§ **What to do**: Scan the entries below and extract each line with the word "image" in it.
====== Input data ======
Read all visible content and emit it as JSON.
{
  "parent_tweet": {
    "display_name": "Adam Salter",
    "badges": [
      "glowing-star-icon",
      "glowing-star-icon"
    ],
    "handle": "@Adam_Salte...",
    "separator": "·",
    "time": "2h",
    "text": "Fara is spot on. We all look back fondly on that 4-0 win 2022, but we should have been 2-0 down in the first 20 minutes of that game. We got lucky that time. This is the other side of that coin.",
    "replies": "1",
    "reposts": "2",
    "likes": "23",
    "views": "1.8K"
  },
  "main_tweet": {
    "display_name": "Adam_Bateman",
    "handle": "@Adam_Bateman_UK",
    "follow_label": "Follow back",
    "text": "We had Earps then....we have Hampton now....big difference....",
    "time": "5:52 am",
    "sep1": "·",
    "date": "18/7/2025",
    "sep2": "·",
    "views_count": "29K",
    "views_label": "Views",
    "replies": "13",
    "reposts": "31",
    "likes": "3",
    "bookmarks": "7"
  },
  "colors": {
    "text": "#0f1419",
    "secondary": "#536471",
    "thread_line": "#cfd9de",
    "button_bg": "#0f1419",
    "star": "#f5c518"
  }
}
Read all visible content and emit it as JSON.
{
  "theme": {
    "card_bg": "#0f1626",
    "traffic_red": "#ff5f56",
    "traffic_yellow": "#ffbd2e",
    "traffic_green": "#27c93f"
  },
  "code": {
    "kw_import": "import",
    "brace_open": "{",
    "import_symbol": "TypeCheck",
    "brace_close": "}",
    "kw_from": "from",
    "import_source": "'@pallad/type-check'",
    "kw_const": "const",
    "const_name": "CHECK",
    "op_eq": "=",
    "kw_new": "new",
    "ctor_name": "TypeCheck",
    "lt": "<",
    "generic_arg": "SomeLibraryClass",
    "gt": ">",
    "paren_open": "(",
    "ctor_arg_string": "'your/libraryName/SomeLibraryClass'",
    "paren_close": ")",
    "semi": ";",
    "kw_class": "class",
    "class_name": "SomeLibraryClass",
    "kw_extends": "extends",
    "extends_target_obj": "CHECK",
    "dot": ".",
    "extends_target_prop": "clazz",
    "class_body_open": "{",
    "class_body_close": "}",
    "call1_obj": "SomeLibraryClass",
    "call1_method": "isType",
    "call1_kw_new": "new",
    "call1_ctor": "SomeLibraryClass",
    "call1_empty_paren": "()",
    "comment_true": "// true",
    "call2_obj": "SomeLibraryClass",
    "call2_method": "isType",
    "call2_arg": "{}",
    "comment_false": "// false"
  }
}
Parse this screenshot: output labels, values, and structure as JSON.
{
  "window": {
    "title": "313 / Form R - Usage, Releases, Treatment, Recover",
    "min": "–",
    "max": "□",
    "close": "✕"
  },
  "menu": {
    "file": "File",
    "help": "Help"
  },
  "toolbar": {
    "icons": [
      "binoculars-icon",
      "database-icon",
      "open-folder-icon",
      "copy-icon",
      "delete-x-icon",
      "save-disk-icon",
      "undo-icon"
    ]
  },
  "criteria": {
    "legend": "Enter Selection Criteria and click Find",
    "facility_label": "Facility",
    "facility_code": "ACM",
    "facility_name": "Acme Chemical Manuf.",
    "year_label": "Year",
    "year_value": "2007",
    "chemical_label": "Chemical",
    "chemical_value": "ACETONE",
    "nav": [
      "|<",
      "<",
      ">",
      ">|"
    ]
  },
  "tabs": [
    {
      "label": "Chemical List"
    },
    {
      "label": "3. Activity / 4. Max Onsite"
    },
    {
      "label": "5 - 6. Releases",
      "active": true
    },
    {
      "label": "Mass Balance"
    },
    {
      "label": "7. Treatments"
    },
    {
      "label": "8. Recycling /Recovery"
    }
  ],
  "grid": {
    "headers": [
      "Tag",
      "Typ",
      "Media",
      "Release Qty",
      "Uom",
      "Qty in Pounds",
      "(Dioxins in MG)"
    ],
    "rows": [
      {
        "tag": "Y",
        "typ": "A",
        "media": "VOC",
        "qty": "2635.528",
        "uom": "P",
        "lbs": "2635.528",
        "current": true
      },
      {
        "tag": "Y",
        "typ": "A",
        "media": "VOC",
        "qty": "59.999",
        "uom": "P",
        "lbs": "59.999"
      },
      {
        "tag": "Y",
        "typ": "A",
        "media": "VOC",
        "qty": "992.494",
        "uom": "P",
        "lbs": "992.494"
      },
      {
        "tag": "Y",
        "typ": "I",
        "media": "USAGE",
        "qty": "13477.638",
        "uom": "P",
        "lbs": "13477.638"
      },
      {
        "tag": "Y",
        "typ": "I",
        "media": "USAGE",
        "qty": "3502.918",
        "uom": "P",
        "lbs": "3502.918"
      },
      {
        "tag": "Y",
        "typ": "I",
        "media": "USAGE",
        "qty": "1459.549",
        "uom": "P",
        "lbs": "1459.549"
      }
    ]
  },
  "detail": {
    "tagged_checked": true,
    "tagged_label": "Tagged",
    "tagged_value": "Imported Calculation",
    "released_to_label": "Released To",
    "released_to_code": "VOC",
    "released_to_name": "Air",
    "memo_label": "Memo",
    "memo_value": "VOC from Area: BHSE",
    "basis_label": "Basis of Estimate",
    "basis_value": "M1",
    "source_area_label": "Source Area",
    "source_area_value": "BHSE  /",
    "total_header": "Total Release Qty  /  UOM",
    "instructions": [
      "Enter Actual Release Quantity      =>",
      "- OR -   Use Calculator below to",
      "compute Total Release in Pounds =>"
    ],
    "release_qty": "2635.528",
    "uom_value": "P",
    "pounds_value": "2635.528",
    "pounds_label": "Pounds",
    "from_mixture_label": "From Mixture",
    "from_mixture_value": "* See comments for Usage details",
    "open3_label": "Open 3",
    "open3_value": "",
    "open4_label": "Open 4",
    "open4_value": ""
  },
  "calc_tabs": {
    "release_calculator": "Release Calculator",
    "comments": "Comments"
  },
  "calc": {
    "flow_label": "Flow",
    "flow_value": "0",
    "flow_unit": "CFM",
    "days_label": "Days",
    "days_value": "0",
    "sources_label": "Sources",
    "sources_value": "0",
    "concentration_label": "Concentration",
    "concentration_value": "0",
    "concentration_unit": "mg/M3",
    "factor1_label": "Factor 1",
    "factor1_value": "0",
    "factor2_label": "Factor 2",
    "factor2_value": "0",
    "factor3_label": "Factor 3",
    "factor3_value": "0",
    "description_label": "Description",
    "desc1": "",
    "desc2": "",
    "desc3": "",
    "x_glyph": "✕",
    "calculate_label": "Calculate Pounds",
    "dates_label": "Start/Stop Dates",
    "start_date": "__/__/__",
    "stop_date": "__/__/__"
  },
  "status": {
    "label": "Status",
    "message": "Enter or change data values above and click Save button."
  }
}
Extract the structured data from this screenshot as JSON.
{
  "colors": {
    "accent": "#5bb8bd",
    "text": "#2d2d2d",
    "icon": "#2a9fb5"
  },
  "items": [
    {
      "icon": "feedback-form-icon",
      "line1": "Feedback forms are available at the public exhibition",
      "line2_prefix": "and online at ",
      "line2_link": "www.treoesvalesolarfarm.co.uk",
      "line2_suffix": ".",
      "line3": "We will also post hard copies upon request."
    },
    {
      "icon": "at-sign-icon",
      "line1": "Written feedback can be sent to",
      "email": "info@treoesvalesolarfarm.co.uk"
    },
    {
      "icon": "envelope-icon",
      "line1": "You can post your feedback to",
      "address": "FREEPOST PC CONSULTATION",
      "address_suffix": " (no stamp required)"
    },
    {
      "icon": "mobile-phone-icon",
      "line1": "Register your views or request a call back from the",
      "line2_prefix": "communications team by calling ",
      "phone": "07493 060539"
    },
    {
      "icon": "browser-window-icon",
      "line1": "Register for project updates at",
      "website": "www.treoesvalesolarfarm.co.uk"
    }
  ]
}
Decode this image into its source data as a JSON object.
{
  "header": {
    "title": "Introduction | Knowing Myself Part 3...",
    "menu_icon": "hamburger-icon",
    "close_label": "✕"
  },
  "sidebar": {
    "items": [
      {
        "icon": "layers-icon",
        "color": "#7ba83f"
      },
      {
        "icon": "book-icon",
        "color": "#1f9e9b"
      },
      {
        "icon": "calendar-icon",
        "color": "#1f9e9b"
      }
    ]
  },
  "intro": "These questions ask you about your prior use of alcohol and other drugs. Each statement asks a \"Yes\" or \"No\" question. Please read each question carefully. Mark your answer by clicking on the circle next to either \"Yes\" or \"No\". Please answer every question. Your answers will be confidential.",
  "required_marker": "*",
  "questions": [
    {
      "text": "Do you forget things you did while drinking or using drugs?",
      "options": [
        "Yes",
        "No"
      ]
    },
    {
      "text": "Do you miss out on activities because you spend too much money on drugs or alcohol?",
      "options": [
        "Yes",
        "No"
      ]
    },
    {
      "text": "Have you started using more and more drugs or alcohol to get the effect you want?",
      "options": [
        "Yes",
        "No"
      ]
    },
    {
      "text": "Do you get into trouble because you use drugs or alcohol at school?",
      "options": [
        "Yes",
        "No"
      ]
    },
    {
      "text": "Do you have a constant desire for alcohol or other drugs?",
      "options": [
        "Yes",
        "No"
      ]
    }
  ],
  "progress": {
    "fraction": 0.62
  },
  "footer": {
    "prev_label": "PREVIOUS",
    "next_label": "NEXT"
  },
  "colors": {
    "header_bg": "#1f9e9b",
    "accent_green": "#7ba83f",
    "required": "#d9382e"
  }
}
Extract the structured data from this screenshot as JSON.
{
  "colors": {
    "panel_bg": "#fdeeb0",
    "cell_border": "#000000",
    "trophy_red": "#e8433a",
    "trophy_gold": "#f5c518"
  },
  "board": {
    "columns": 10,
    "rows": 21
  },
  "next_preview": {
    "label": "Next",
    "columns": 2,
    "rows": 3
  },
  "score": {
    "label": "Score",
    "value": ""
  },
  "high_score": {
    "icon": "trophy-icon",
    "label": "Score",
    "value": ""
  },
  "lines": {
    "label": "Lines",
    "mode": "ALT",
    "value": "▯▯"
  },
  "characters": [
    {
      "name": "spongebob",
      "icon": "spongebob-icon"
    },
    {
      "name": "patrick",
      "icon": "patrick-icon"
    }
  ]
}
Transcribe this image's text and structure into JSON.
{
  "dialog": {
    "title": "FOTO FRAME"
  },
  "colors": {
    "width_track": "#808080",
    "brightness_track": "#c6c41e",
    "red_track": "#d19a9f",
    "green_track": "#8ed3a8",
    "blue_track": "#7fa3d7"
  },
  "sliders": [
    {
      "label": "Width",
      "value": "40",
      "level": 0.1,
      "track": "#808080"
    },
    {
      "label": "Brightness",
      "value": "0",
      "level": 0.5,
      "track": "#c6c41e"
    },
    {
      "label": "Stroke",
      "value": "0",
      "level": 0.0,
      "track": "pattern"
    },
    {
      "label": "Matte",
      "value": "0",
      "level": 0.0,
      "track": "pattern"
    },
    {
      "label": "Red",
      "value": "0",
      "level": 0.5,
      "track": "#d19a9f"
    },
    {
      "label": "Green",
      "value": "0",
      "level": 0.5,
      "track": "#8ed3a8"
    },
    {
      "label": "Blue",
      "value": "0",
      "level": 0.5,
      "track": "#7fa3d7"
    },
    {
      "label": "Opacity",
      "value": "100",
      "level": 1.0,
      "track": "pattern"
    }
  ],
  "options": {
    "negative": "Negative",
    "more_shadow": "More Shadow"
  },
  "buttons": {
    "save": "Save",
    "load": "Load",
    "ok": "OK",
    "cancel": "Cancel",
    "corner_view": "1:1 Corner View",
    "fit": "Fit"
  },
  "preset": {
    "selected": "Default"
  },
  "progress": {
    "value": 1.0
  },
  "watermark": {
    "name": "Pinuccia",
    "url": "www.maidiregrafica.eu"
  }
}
======
§ **Output**:
Decode this image into its source data as a JSON object.
Transcribe this image's text and structure into JSON.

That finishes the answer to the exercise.